*** Extracted data ***

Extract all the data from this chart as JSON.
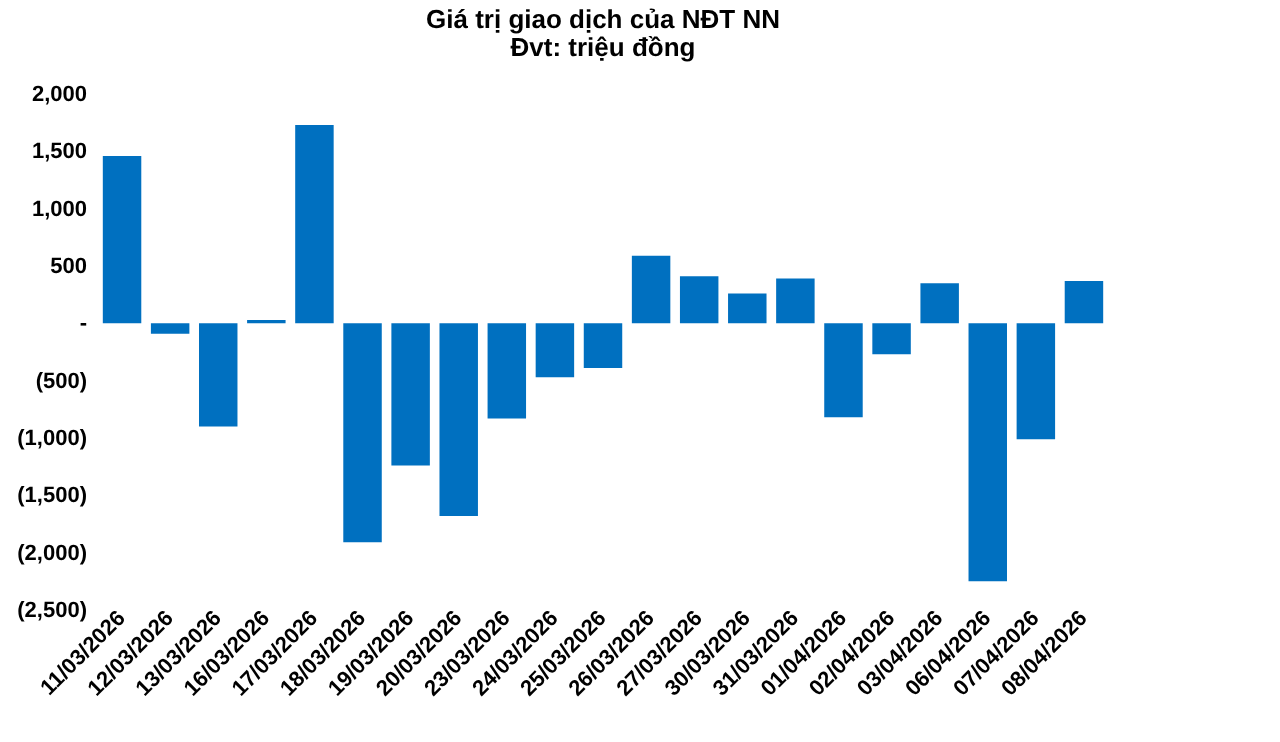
{
  "chart_data": {
    "type": "bar",
    "title": "Giá trị giao dịch của NĐT NN",
    "subtitle": "Đvt: triệu đồng",
    "categories": [
      "11/03/2026",
      "12/03/2026",
      "13/03/2026",
      "16/03/2026",
      "17/03/2026",
      "18/03/2026",
      "19/03/2026",
      "20/03/2026",
      "23/03/2026",
      "24/03/2026",
      "25/03/2026",
      "26/03/2026",
      "27/03/2026",
      "30/03/2026",
      "31/03/2026",
      "01/04/2026",
      "02/04/2026",
      "03/04/2026",
      "06/04/2026",
      "07/04/2026",
      "08/04/2026"
    ],
    "values": [
      1460,
      -90,
      -900,
      30,
      1730,
      -1910,
      -1240,
      -1680,
      -830,
      -470,
      -390,
      590,
      410,
      260,
      390,
      -820,
      -270,
      350,
      -2250,
      -1010,
      370
    ],
    "color": "#0070c0",
    "ylim": [
      -2500,
      2000
    ],
    "yticks": [
      {
        "value": -2500,
        "label": "(2,500)"
      },
      {
        "value": -2000,
        "label": "(2,000)"
      },
      {
        "value": -1500,
        "label": "(1,500)"
      },
      {
        "value": -1000,
        "label": "(1,000)"
      },
      {
        "value": -500,
        "label": "(500)"
      },
      {
        "value": 0,
        "label": "-"
      },
      {
        "value": 500,
        "label": "500"
      },
      {
        "value": 1000,
        "label": "1,000"
      },
      {
        "value": 1500,
        "label": "1,500"
      },
      {
        "value": 2000,
        "label": "2,000"
      }
    ],
    "grid": false
  }
}
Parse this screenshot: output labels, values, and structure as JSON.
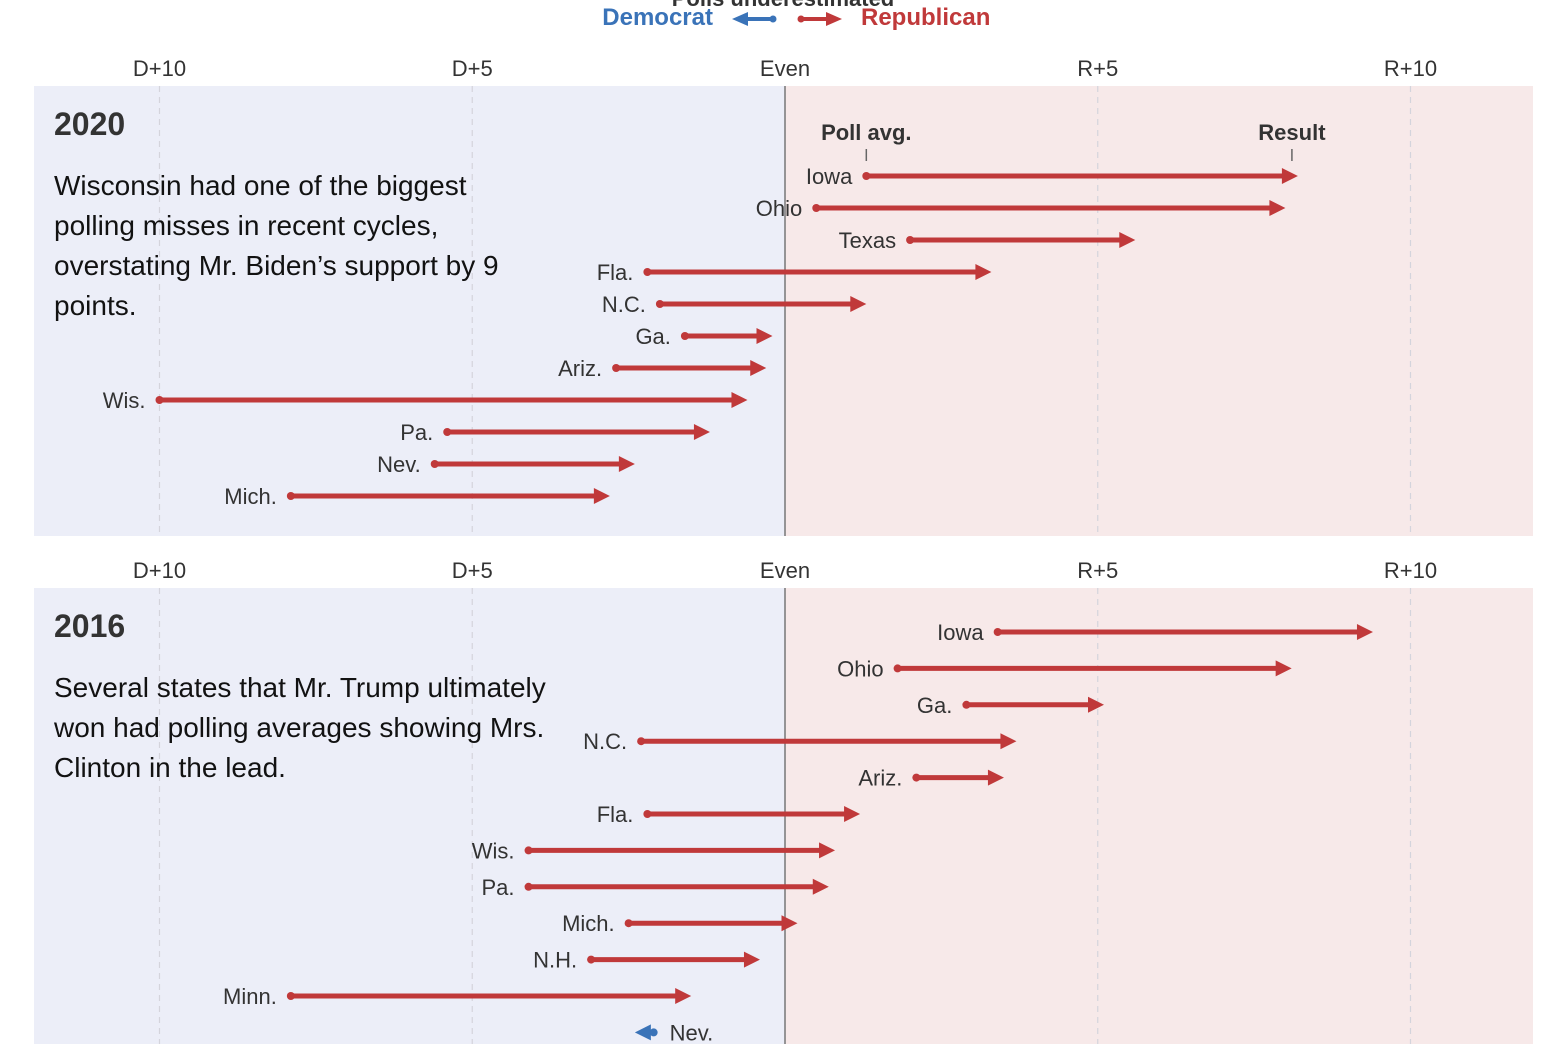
{
  "legend": {
    "heading": "Polls underestimated",
    "democrat": "Democrat",
    "republican": "Republican",
    "democrat_color": "#3a73b8",
    "republican_color": "#c0393a"
  },
  "chart_data": [
    {
      "type": "arrow",
      "title": "2020",
      "description": "Wisconsin had one of the biggest polling misses in recent cycles, overstating Mr. Biden’s support by 9 points.",
      "x_ticks": [
        "D+10",
        "D+5",
        "Even",
        "R+5",
        "R+10"
      ],
      "x_tick_values": [
        -10,
        -5,
        0,
        5,
        10
      ],
      "xlim": [
        -12,
        12
      ],
      "annotations": {
        "start": "Poll avg.",
        "end": "Result"
      },
      "series": [
        {
          "state": "Iowa",
          "poll_avg": 1.3,
          "result": 8.2
        },
        {
          "state": "Ohio",
          "poll_avg": 0.5,
          "result": 8.0
        },
        {
          "state": "Texas",
          "poll_avg": 2.0,
          "result": 5.6
        },
        {
          "state": "Fla.",
          "poll_avg": -2.2,
          "result": 3.3
        },
        {
          "state": "N.C.",
          "poll_avg": -2.0,
          "result": 1.3
        },
        {
          "state": "Ga.",
          "poll_avg": -1.6,
          "result": -0.2
        },
        {
          "state": "Ariz.",
          "poll_avg": -2.7,
          "result": -0.3
        },
        {
          "state": "Wis.",
          "poll_avg": -10.0,
          "result": -0.6
        },
        {
          "state": "Pa.",
          "poll_avg": -5.4,
          "result": -1.2
        },
        {
          "state": "Nev.",
          "poll_avg": -5.6,
          "result": -2.4
        },
        {
          "state": "Mich.",
          "poll_avg": -7.9,
          "result": -2.8
        }
      ]
    },
    {
      "type": "arrow",
      "title": "2016",
      "description": "Several states that Mr. Trump ultimately won had polling averages showing Mrs. Clinton in the lead.",
      "x_ticks": [
        "D+10",
        "D+5",
        "Even",
        "R+5",
        "R+10"
      ],
      "x_tick_values": [
        -10,
        -5,
        0,
        5,
        10
      ],
      "xlim": [
        -12,
        12
      ],
      "series": [
        {
          "state": "Iowa",
          "poll_avg": 3.4,
          "result": 9.4
        },
        {
          "state": "Ohio",
          "poll_avg": 1.8,
          "result": 8.1
        },
        {
          "state": "Ga.",
          "poll_avg": 2.9,
          "result": 5.1
        },
        {
          "state": "N.C.",
          "poll_avg": -2.3,
          "result": 3.7
        },
        {
          "state": "Ariz.",
          "poll_avg": 2.1,
          "result": 3.5
        },
        {
          "state": "Fla.",
          "poll_avg": -2.2,
          "result": 1.2
        },
        {
          "state": "Wis.",
          "poll_avg": -4.1,
          "result": 0.8
        },
        {
          "state": "Pa.",
          "poll_avg": -4.1,
          "result": 0.7
        },
        {
          "state": "Mich.",
          "poll_avg": -2.5,
          "result": 0.2
        },
        {
          "state": "N.H.",
          "poll_avg": -3.1,
          "result": -0.4
        },
        {
          "state": "Minn.",
          "poll_avg": -7.9,
          "result": -1.5
        },
        {
          "state": "Nev.",
          "poll_avg": -2.1,
          "result": -2.4
        }
      ]
    }
  ]
}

***

## Request
Except for the pictures, copy the material above exactly.

## Response
Extract all the data from this chart as JSON.
{
  "chart_data": {
    "type": "bar",
    "title": "Giá trị giao dịch của NĐT NN",
    "subtitle": "Đvt: triệu đồng",
    "categories": [
      "11/03/2026",
      "12/03/2026",
      "13/03/2026",
      "16/03/2026",
      "17/03/2026",
      "18/03/2026",
      "19/03/2026",
      "20/03/2026",
      "23/03/2026",
      "24/03/2026",
      "25/03/2026",
      "26/03/2026",
      "27/03/2026",
      "30/03/2026",
      "31/03/2026",
      "01/04/2026",
      "02/04/2026",
      "03/04/2026",
      "06/04/2026",
      "07/04/2026",
      "08/04/2026"
    ],
    "values": [
      1460,
      -90,
      -900,
      30,
      1730,
      -1910,
      -1240,
      -1680,
      -830,
      -470,
      -390,
      590,
      410,
      260,
      390,
      -820,
      -270,
      350,
      -2250,
      -1010,
      370
    ],
    "color": "#0070c0",
    "ylim": [
      -2500,
      2000
    ],
    "yticks": [
      {
        "value": -2500,
        "label": "(2,500)"
      },
      {
        "value": -2000,
        "label": "(2,000)"
      },
      {
        "value": -1500,
        "label": "(1,500)"
      },
      {
        "value": -1000,
        "label": "(1,000)"
      },
      {
        "value": -500,
        "label": "(500)"
      },
      {
        "value": 0,
        "label": "-"
      },
      {
        "value": 500,
        "label": "500"
      },
      {
        "value": 1000,
        "label": "1,000"
      },
      {
        "value": 1500,
        "label": "1,500"
      },
      {
        "value": 2000,
        "label": "2,000"
      }
    ],
    "grid": false
  }
}
Parse this screenshot: output labels, values, and structure as JSON.
{
  "legend": {
    "heading": "Polls underestimated",
    "democrat": "Democrat",
    "republican": "Republican",
    "democrat_color": "#3a73b8",
    "republican_color": "#c0393a"
  },
  "chart_data": [
    {
      "type": "arrow",
      "title": "2020",
      "description": "Wisconsin had one of the biggest polling misses in recent cycles, overstating Mr. Biden’s support by 9 points.",
      "x_ticks": [
        "D+10",
        "D+5",
        "Even",
        "R+5",
        "R+10"
      ],
      "x_tick_values": [
        -10,
        -5,
        0,
        5,
        10
      ],
      "xlim": [
        -12,
        12
      ],
      "annotations": {
        "start": "Poll avg.",
        "end": "Result"
      },
      "series": [
        {
          "state": "Iowa",
          "poll_avg": 1.3,
          "result": 8.2
        },
        {
          "state": "Ohio",
          "poll_avg": 0.5,
          "result": 8.0
        },
        {
          "state": "Texas",
          "poll_avg": 2.0,
          "result": 5.6
        },
        {
          "state": "Fla.",
          "poll_avg": -2.2,
          "result": 3.3
        },
        {
          "state": "N.C.",
          "poll_avg": -2.0,
          "result": 1.3
        },
        {
          "state": "Ga.",
          "poll_avg": -1.6,
          "result": -0.2
        },
        {
          "state": "Ariz.",
          "poll_avg": -2.7,
          "result": -0.3
        },
        {
          "state": "Wis.",
          "poll_avg": -10.0,
          "result": -0.6
        },
        {
          "state": "Pa.",
          "poll_avg": -5.4,
          "result": -1.2
        },
        {
          "state": "Nev.",
          "poll_avg": -5.6,
          "result": -2.4
        },
        {
          "state": "Mich.",
          "poll_avg": -7.9,
          "result": -2.8
        }
      ]
    },
    {
      "type": "arrow",
      "title": "2016",
      "description": "Several states that Mr. Trump ultimately won had polling averages showing Mrs. Clinton in the lead.",
      "x_ticks": [
        "D+10",
        "D+5",
        "Even",
        "R+5",
        "R+10"
      ],
      "x_tick_values": [
        -10,
        -5,
        0,
        5,
        10
      ],
      "xlim": [
        -12,
        12
      ],
      "series": [
        {
          "state": "Iowa",
          "poll_avg": 3.4,
          "result": 9.4
        },
        {
          "state": "Ohio",
          "poll_avg": 1.8,
          "result": 8.1
        },
        {
          "state": "Ga.",
          "poll_avg": 2.9,
          "result": 5.1
        },
        {
          "state": "N.C.",
          "poll_avg": -2.3,
          "result": 3.7
        },
        {
          "state": "Ariz.",
          "poll_avg": 2.1,
          "result": 3.5
        },
        {
          "state": "Fla.",
          "poll_avg": -2.2,
          "result": 1.2
        },
        {
          "state": "Wis.",
          "poll_avg": -4.1,
          "result": 0.8
        },
        {
          "state": "Pa.",
          "poll_avg": -4.1,
          "result": 0.7
        },
        {
          "state": "Mich.",
          "poll_avg": -2.5,
          "result": 0.2
        },
        {
          "state": "N.H.",
          "poll_avg": -3.1,
          "result": -0.4
        },
        {
          "state": "Minn.",
          "poll_avg": -7.9,
          "result": -1.5
        },
        {
          "state": "Nev.",
          "poll_avg": -2.1,
          "result": -2.4
        }
      ]
    }
  ]
}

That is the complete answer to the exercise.